**What is required**
Write out each line of the material again, word for word.

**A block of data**
————
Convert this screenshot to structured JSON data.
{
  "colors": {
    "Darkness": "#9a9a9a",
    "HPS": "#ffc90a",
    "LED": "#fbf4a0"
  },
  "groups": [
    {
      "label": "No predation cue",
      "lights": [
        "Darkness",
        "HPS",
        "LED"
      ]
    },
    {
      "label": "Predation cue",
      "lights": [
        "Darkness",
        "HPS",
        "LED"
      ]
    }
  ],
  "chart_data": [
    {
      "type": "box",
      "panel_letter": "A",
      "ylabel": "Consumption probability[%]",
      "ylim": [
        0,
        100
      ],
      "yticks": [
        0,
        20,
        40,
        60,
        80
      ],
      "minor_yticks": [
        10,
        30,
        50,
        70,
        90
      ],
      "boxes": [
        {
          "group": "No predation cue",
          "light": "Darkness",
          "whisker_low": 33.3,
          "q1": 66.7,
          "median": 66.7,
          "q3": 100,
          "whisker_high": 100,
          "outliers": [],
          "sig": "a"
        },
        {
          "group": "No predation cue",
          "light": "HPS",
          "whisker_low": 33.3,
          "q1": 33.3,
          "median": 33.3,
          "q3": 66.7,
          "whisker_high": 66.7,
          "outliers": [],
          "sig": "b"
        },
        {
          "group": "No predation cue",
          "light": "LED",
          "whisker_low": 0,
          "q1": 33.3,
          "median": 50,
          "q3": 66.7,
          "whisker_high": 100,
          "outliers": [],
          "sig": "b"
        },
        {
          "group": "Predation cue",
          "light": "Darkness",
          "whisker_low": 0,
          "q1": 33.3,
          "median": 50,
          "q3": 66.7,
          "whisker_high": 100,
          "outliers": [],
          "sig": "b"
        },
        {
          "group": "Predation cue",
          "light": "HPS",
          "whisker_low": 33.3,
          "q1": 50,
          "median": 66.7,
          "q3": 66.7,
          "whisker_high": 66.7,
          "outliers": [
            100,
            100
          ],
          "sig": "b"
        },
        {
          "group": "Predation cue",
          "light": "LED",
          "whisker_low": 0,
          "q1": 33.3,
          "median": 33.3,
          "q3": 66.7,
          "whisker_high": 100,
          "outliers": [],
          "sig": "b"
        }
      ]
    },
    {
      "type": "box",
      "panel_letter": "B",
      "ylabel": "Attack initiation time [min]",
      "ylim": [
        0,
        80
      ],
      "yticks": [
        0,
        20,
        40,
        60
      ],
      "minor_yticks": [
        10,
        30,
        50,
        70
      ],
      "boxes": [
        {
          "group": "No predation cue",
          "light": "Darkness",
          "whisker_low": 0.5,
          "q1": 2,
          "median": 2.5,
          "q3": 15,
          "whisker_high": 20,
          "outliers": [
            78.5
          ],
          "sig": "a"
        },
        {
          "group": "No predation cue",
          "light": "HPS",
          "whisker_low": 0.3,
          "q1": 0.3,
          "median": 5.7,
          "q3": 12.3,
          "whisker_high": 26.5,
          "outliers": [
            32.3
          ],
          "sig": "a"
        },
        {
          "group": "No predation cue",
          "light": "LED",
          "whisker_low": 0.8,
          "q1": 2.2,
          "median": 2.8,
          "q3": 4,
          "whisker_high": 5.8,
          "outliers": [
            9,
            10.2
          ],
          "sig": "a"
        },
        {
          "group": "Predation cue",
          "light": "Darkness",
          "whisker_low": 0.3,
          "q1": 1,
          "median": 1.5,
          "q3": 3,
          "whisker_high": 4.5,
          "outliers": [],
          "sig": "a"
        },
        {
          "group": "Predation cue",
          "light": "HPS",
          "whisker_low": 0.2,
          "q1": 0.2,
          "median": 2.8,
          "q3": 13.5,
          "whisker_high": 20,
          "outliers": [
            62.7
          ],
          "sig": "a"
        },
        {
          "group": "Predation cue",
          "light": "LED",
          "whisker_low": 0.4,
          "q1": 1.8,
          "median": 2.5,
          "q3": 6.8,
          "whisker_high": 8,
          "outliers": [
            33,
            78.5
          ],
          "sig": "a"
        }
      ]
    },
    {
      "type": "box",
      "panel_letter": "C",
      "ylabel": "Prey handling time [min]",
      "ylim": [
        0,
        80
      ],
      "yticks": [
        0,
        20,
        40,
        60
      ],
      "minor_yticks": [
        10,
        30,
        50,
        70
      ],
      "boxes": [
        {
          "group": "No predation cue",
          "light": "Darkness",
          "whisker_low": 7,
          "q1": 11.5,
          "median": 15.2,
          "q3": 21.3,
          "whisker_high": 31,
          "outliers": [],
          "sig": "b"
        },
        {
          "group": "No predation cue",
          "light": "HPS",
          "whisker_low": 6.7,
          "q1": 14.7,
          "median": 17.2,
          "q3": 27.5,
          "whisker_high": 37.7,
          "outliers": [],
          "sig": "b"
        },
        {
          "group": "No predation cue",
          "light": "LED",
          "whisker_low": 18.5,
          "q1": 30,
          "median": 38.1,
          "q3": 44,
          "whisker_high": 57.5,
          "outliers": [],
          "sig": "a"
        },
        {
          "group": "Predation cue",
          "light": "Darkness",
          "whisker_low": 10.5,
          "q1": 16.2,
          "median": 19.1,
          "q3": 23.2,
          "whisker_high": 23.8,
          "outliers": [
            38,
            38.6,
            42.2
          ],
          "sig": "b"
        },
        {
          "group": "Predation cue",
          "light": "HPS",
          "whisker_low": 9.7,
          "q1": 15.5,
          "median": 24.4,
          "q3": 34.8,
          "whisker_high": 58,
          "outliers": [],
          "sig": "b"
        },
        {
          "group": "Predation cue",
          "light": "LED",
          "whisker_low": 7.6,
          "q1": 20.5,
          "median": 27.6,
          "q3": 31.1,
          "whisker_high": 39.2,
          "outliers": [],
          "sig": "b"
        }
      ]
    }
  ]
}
————
**Task response**
Convert this screenshot to structured JSON data.
{
  "colors": {
    "Darkness": "#9a9a9a",
    "HPS": "#ffc90a",
    "LED": "#fbf4a0"
  },
  "groups": [
    {
      "label": "No predation cue",
      "lights": [
        "Darkness",
        "HPS",
        "LED"
      ]
    },
    {
      "label": "Predation cue",
      "lights": [
        "Darkness",
        "HPS",
        "LED"
      ]
    }
  ],
  "chart_data": [
    {
      "type": "box",
      "panel_letter": "A",
      "ylabel": "Consumption probability[%]",
      "ylim": [
        0,
        100
      ],
      "yticks": [
        0,
        20,
        40,
        60,
        80
      ],
      "minor_yticks": [
        10,
        30,
        50,
        70,
        90
      ],
      "boxes": [
        {
          "group": "No predation cue",
          "light": "Darkness",
          "whisker_low": 33.3,
          "q1": 66.7,
          "median": 66.7,
          "q3": 100,
          "whisker_high": 100,
          "outliers": [],
          "sig": "a"
        },
        {
          "group": "No predation cue",
          "light": "HPS",
          "whisker_low": 33.3,
          "q1": 33.3,
          "median": 33.3,
          "q3": 66.7,
          "whisker_high": 66.7,
          "outliers": [],
          "sig": "b"
        },
        {
          "group": "No predation cue",
          "light": "LED",
          "whisker_low": 0,
          "q1": 33.3,
          "median": 50,
          "q3": 66.7,
          "whisker_high": 100,
          "outliers": [],
          "sig": "b"
        },
        {
          "group": "Predation cue",
          "light": "Darkness",
          "whisker_low": 0,
          "q1": 33.3,
          "median": 50,
          "q3": 66.7,
          "whisker_high": 100,
          "outliers": [],
          "sig": "b"
        },
        {
          "group": "Predation cue",
          "light": "HPS",
          "whisker_low": 33.3,
          "q1": 50,
          "median": 66.7,
          "q3": 66.7,
          "whisker_high": 66.7,
          "outliers": [
            100,
            100
          ],
          "sig": "b"
        },
        {
          "group": "Predation cue",
          "light": "LED",
          "whisker_low": 0,
          "q1": 33.3,
          "median": 33.3,
          "q3": 66.7,
          "whisker_high": 100,
          "outliers": [],
          "sig": "b"
        }
      ]
    },
    {
      "type": "box",
      "panel_letter": "B",
      "ylabel": "Attack initiation time [min]",
      "ylim": [
        0,
        80
      ],
      "yticks": [
        0,
        20,
        40,
        60
      ],
      "minor_yticks": [
        10,
        30,
        50,
        70
      ],
      "boxes": [
        {
          "group": "No predation cue",
          "light": "Darkness",
          "whisker_low": 0.5,
          "q1": 2,
          "median": 2.5,
          "q3": 15,
          "whisker_high": 20,
          "outliers": [
            78.5
          ],
          "sig": "a"
        },
        {
          "group": "No predation cue",
          "light": "HPS",
          "whisker_low": 0.3,
          "q1": 0.3,
          "median": 5.7,
          "q3": 12.3,
          "whisker_high": 26.5,
          "outliers": [
            32.3
          ],
          "sig": "a"
        },
        {
          "group": "No predation cue",
          "light": "LED",
          "whisker_low": 0.8,
          "q1": 2.2,
          "median": 2.8,
          "q3": 4,
          "whisker_high": 5.8,
          "outliers": [
            9,
            10.2
          ],
          "sig": "a"
        },
        {
          "group": "Predation cue",
          "light": "Darkness",
          "whisker_low": 0.3,
          "q1": 1,
          "median": 1.5,
          "q3": 3,
          "whisker_high": 4.5,
          "outliers": [],
          "sig": "a"
        },
        {
          "group": "Predation cue",
          "light": "HPS",
          "whisker_low": 0.2,
          "q1": 0.2,
          "median": 2.8,
          "q3": 13.5,
          "whisker_high": 20,
          "outliers": [
            62.7
          ],
          "sig": "a"
        },
        {
          "group": "Predation cue",
          "light": "LED",
          "whisker_low": 0.4,
          "q1": 1.8,
          "median": 2.5,
          "q3": 6.8,
          "whisker_high": 8,
          "outliers": [
            33,
            78.5
          ],
          "sig": "a"
        }
      ]
    },
    {
      "type": "box",
      "panel_letter": "C",
      "ylabel": "Prey handling time [min]",
      "ylim": [
        0,
        80
      ],
      "yticks": [
        0,
        20,
        40,
        60
      ],
      "minor_yticks": [
        10,
        30,
        50,
        70
      ],
      "boxes": [
        {
          "group": "No predation cue",
          "light": "Darkness",
          "whisker_low": 7,
          "q1": 11.5,
          "median": 15.2,
          "q3": 21.3,
          "whisker_high": 31,
          "outliers": [],
          "sig": "b"
        },
        {
          "group": "No predation cue",
          "light": "HPS",
          "whisker_low": 6.7,
          "q1": 14.7,
          "median": 17.2,
          "q3": 27.5,
          "whisker_high": 37.7,
          "outliers": [],
          "sig": "b"
        },
        {
          "group": "No predation cue",
          "light": "LED",
          "whisker_low": 18.5,
          "q1": 30,
          "median": 38.1,
          "q3": 44,
          "whisker_high": 57.5,
          "outliers": [],
          "sig": "a"
        },
        {
          "group": "Predation cue",
          "light": "Darkness",
          "whisker_low": 10.5,
          "q1": 16.2,
          "median": 19.1,
          "q3": 23.2,
          "whisker_high": 23.8,
          "outliers": [
            38,
            38.6,
            42.2
          ],
          "sig": "b"
        },
        {
          "group": "Predation cue",
          "light": "HPS",
          "whisker_low": 9.7,
          "q1": 15.5,
          "median": 24.4,
          "q3": 34.8,
          "whisker_high": 58,
          "outliers": [],
          "sig": "b"
        },
        {
          "group": "Predation cue",
          "light": "LED",
          "whisker_low": 7.6,
          "q1": 20.5,
          "median": 27.6,
          "q3": 31.1,
          "whisker_high": 39.2,
          "outliers": [],
          "sig": "b"
        }
      ]
    }
  ]
}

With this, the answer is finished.